— start of Dataset records —

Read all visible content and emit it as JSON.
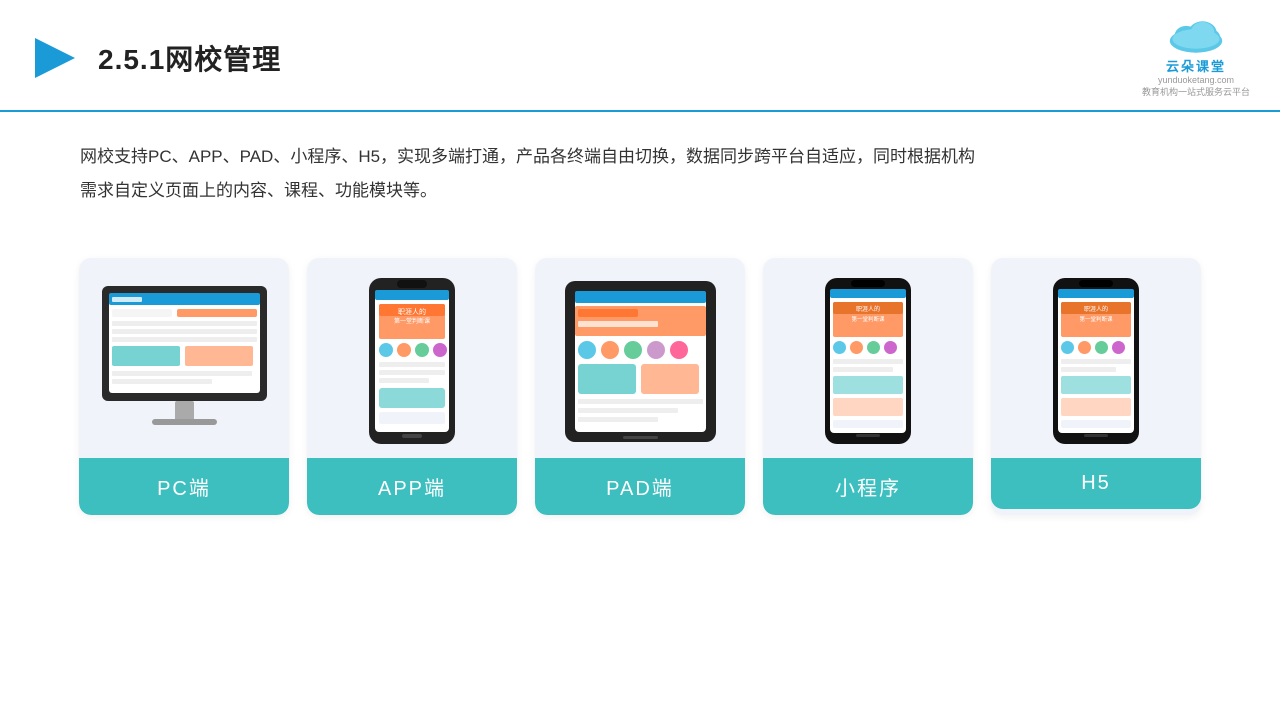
{
  "header": {
    "title": "2.5.1网校管理",
    "brand_name": "云朵课堂",
    "brand_url": "yunduoketang.com",
    "brand_sub1": "教育机构一站",
    "brand_sub2": "式服务云平台"
  },
  "description": {
    "text1": "网校支持PC、APP、PAD、小程序、H5，实现多端打通，产品各终端自由切换，数据同步跨平台自适应，同时根据机构",
    "text2": "需求自定义页面上的内容、课程、功能模块等。"
  },
  "cards": [
    {
      "id": "pc",
      "label": "PC端"
    },
    {
      "id": "app",
      "label": "APP端"
    },
    {
      "id": "pad",
      "label": "PAD端"
    },
    {
      "id": "miniprogram",
      "label": "小程序"
    },
    {
      "id": "h5",
      "label": "H5"
    }
  ]
}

— end of Dataset records —

Print each entry shown above with exact wording and no pictures.

# Result below
Read all visible content and emit it as JSON.
{
  "header": {
    "title": "2.5.1网校管理",
    "brand_name": "云朵课堂",
    "brand_url": "yunduoketang.com",
    "brand_sub1": "教育机构一站",
    "brand_sub2": "式服务云平台"
  },
  "description": {
    "text1": "网校支持PC、APP、PAD、小程序、H5，实现多端打通，产品各终端自由切换，数据同步跨平台自适应，同时根据机构",
    "text2": "需求自定义页面上的内容、课程、功能模块等。"
  },
  "cards": [
    {
      "id": "pc",
      "label": "PC端"
    },
    {
      "id": "app",
      "label": "APP端"
    },
    {
      "id": "pad",
      "label": "PAD端"
    },
    {
      "id": "miniprogram",
      "label": "小程序"
    },
    {
      "id": "h5",
      "label": "H5"
    }
  ]
}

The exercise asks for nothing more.